* **Task**
Retype each entry below exactly as it stands.

* **Input rows**
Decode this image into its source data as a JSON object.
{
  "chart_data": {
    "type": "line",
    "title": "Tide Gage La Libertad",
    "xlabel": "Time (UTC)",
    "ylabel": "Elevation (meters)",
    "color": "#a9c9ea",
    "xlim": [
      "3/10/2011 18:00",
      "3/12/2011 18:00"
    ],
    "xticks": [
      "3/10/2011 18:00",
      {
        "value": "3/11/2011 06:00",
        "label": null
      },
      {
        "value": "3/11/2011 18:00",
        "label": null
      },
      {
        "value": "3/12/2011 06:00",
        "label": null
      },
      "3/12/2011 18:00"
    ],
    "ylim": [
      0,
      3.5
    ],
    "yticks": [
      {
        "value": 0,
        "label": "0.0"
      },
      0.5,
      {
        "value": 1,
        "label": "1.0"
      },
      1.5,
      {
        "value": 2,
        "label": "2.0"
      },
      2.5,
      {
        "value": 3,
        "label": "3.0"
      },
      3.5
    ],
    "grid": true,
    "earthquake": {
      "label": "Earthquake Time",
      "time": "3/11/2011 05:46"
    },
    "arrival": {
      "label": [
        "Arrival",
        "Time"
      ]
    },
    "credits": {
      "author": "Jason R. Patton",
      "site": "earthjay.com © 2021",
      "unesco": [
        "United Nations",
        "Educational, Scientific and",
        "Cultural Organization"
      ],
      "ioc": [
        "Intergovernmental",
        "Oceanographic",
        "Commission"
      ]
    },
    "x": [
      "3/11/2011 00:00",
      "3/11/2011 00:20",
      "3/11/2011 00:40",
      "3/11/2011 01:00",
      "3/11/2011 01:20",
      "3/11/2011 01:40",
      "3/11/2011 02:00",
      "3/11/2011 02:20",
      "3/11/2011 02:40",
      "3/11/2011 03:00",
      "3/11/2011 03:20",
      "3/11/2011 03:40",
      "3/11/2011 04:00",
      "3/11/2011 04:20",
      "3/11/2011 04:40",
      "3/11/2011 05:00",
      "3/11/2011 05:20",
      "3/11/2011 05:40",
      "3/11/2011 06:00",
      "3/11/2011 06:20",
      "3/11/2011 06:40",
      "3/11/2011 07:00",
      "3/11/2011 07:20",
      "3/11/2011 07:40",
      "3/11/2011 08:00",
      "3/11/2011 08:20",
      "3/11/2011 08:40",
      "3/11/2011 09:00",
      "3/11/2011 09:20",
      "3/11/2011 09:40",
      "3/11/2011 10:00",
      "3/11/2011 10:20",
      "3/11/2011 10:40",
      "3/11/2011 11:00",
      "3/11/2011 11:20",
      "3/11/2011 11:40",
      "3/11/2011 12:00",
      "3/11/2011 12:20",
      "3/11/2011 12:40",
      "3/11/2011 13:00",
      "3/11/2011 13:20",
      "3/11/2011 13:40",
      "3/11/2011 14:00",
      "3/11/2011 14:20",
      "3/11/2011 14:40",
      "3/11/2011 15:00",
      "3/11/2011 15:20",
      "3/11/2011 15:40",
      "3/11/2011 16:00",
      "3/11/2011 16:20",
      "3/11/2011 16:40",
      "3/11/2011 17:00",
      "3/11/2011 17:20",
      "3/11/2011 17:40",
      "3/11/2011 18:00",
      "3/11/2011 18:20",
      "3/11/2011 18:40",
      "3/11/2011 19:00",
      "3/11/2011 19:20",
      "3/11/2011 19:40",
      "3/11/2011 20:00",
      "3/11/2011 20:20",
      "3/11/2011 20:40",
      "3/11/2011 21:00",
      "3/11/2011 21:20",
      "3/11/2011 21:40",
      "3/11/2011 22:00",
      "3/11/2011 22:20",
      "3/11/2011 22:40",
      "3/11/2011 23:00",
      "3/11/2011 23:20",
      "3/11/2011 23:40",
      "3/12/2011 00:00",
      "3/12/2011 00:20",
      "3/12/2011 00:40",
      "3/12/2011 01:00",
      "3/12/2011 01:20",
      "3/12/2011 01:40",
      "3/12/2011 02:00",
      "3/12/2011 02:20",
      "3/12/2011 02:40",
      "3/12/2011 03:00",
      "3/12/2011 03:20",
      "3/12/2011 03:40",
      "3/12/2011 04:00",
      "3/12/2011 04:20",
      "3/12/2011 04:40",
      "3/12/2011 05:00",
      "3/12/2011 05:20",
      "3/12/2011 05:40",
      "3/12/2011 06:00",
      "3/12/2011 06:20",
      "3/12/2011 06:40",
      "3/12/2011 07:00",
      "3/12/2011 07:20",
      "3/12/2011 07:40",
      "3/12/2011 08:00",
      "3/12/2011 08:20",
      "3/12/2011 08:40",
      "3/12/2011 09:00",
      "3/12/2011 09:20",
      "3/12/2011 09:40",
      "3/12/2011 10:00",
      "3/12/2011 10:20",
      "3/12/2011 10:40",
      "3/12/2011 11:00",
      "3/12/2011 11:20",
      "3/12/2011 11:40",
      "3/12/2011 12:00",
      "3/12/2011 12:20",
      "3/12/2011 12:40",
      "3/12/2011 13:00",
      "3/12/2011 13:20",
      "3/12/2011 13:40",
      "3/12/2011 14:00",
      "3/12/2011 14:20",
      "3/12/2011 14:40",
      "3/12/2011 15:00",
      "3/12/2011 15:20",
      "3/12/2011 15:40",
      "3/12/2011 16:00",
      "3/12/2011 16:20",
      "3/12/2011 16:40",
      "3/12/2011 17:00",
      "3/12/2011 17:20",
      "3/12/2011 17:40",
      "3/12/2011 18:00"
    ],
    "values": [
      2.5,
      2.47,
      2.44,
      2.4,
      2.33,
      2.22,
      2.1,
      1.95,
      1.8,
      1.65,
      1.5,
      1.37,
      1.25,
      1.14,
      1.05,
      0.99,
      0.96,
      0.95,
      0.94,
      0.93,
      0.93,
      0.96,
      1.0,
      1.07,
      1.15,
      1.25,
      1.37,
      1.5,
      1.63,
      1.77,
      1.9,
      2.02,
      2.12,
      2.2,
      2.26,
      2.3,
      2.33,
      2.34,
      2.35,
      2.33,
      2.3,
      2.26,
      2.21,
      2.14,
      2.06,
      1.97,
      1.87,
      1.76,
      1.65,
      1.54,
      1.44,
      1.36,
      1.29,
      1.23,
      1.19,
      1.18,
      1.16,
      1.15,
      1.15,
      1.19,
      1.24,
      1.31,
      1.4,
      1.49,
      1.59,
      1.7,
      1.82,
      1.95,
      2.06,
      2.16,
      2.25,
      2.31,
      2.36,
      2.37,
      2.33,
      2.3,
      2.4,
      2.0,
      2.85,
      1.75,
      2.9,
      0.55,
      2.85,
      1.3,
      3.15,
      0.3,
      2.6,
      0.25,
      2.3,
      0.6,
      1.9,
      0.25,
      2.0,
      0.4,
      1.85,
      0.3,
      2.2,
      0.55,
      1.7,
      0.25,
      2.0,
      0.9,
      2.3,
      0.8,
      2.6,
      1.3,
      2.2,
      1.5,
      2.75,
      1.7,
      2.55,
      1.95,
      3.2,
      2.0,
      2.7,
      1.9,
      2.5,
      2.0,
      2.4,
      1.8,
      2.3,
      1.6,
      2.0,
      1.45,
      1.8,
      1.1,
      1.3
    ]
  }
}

* **Worked solution**
Decode this image into its source data as a JSON object.
{
  "chart_data": {
    "type": "line",
    "title": "Tide Gage La Libertad",
    "xlabel": "Time (UTC)",
    "ylabel": "Elevation (meters)",
    "color": "#a9c9ea",
    "xlim": [
      "3/10/2011 18:00",
      "3/12/2011 18:00"
    ],
    "xticks": [
      "3/10/2011 18:00",
      {
        "value": "3/11/2011 06:00",
        "label": null
      },
      {
        "value": "3/11/2011 18:00",
        "label": null
      },
      {
        "value": "3/12/2011 06:00",
        "label": null
      },
      "3/12/2011 18:00"
    ],
    "ylim": [
      0,
      3.5
    ],
    "yticks": [
      {
        "value": 0,
        "label": "0.0"
      },
      0.5,
      {
        "value": 1,
        "label": "1.0"
      },
      1.5,
      {
        "value": 2,
        "label": "2.0"
      },
      2.5,
      {
        "value": 3,
        "label": "3.0"
      },
      3.5
    ],
    "grid": true,
    "earthquake": {
      "label": "Earthquake Time",
      "time": "3/11/2011 05:46"
    },
    "arrival": {
      "label": [
        "Arrival",
        "Time"
      ]
    },
    "credits": {
      "author": "Jason R. Patton",
      "site": "earthjay.com © 2021",
      "unesco": [
        "United Nations",
        "Educational, Scientific and",
        "Cultural Organization"
      ],
      "ioc": [
        "Intergovernmental",
        "Oceanographic",
        "Commission"
      ]
    },
    "x": [
      "3/11/2011 00:00",
      "3/11/2011 00:20",
      "3/11/2011 00:40",
      "3/11/2011 01:00",
      "3/11/2011 01:20",
      "3/11/2011 01:40",
      "3/11/2011 02:00",
      "3/11/2011 02:20",
      "3/11/2011 02:40",
      "3/11/2011 03:00",
      "3/11/2011 03:20",
      "3/11/2011 03:40",
      "3/11/2011 04:00",
      "3/11/2011 04:20",
      "3/11/2011 04:40",
      "3/11/2011 05:00",
      "3/11/2011 05:20",
      "3/11/2011 05:40",
      "3/11/2011 06:00",
      "3/11/2011 06:20",
      "3/11/2011 06:40",
      "3/11/2011 07:00",
      "3/11/2011 07:20",
      "3/11/2011 07:40",
      "3/11/2011 08:00",
      "3/11/2011 08:20",
      "3/11/2011 08:40",
      "3/11/2011 09:00",
      "3/11/2011 09:20",
      "3/11/2011 09:40",
      "3/11/2011 10:00",
      "3/11/2011 10:20",
      "3/11/2011 10:40",
      "3/11/2011 11:00",
      "3/11/2011 11:20",
      "3/11/2011 11:40",
      "3/11/2011 12:00",
      "3/11/2011 12:20",
      "3/11/2011 12:40",
      "3/11/2011 13:00",
      "3/11/2011 13:20",
      "3/11/2011 13:40",
      "3/11/2011 14:00",
      "3/11/2011 14:20",
      "3/11/2011 14:40",
      "3/11/2011 15:00",
      "3/11/2011 15:20",
      "3/11/2011 15:40",
      "3/11/2011 16:00",
      "3/11/2011 16:20",
      "3/11/2011 16:40",
      "3/11/2011 17:00",
      "3/11/2011 17:20",
      "3/11/2011 17:40",
      "3/11/2011 18:00",
      "3/11/2011 18:20",
      "3/11/2011 18:40",
      "3/11/2011 19:00",
      "3/11/2011 19:20",
      "3/11/2011 19:40",
      "3/11/2011 20:00",
      "3/11/2011 20:20",
      "3/11/2011 20:40",
      "3/11/2011 21:00",
      "3/11/2011 21:20",
      "3/11/2011 21:40",
      "3/11/2011 22:00",
      "3/11/2011 22:20",
      "3/11/2011 22:40",
      "3/11/2011 23:00",
      "3/11/2011 23:20",
      "3/11/2011 23:40",
      "3/12/2011 00:00",
      "3/12/2011 00:20",
      "3/12/2011 00:40",
      "3/12/2011 01:00",
      "3/12/2011 01:20",
      "3/12/2011 01:40",
      "3/12/2011 02:00",
      "3/12/2011 02:20",
      "3/12/2011 02:40",
      "3/12/2011 03:00",
      "3/12/2011 03:20",
      "3/12/2011 03:40",
      "3/12/2011 04:00",
      "3/12/2011 04:20",
      "3/12/2011 04:40",
      "3/12/2011 05:00",
      "3/12/2011 05:20",
      "3/12/2011 05:40",
      "3/12/2011 06:00",
      "3/12/2011 06:20",
      "3/12/2011 06:40",
      "3/12/2011 07:00",
      "3/12/2011 07:20",
      "3/12/2011 07:40",
      "3/12/2011 08:00",
      "3/12/2011 08:20",
      "3/12/2011 08:40",
      "3/12/2011 09:00",
      "3/12/2011 09:20",
      "3/12/2011 09:40",
      "3/12/2011 10:00",
      "3/12/2011 10:20",
      "3/12/2011 10:40",
      "3/12/2011 11:00",
      "3/12/2011 11:20",
      "3/12/2011 11:40",
      "3/12/2011 12:00",
      "3/12/2011 12:20",
      "3/12/2011 12:40",
      "3/12/2011 13:00",
      "3/12/2011 13:20",
      "3/12/2011 13:40",
      "3/12/2011 14:00",
      "3/12/2011 14:20",
      "3/12/2011 14:40",
      "3/12/2011 15:00",
      "3/12/2011 15:20",
      "3/12/2011 15:40",
      "3/12/2011 16:00",
      "3/12/2011 16:20",
      "3/12/2011 16:40",
      "3/12/2011 17:00",
      "3/12/2011 17:20",
      "3/12/2011 17:40",
      "3/12/2011 18:00"
    ],
    "values": [
      2.5,
      2.47,
      2.44,
      2.4,
      2.33,
      2.22,
      2.1,
      1.95,
      1.8,
      1.65,
      1.5,
      1.37,
      1.25,
      1.14,
      1.05,
      0.99,
      0.96,
      0.95,
      0.94,
      0.93,
      0.93,
      0.96,
      1.0,
      1.07,
      1.15,
      1.25,
      1.37,
      1.5,
      1.63,
      1.77,
      1.9,
      2.02,
      2.12,
      2.2,
      2.26,
      2.3,
      2.33,
      2.34,
      2.35,
      2.33,
      2.3,
      2.26,
      2.21,
      2.14,
      2.06,
      1.97,
      1.87,
      1.76,
      1.65,
      1.54,
      1.44,
      1.36,
      1.29,
      1.23,
      1.19,
      1.18,
      1.16,
      1.15,
      1.15,
      1.19,
      1.24,
      1.31,
      1.4,
      1.49,
      1.59,
      1.7,
      1.82,
      1.95,
      2.06,
      2.16,
      2.25,
      2.31,
      2.36,
      2.37,
      2.33,
      2.3,
      2.4,
      2.0,
      2.85,
      1.75,
      2.9,
      0.55,
      2.85,
      1.3,
      3.15,
      0.3,
      2.6,
      0.25,
      2.3,
      0.6,
      1.9,
      0.25,
      2.0,
      0.4,
      1.85,
      0.3,
      2.2,
      0.55,
      1.7,
      0.25,
      2.0,
      0.9,
      2.3,
      0.8,
      2.6,
      1.3,
      2.2,
      1.5,
      2.75,
      1.7,
      2.55,
      1.95,
      3.2,
      2.0,
      2.7,
      1.9,
      2.5,
      2.0,
      2.4,
      1.8,
      2.3,
      1.6,
      2.0,
      1.45,
      1.8,
      1.1,
      1.3
    ]
  }
}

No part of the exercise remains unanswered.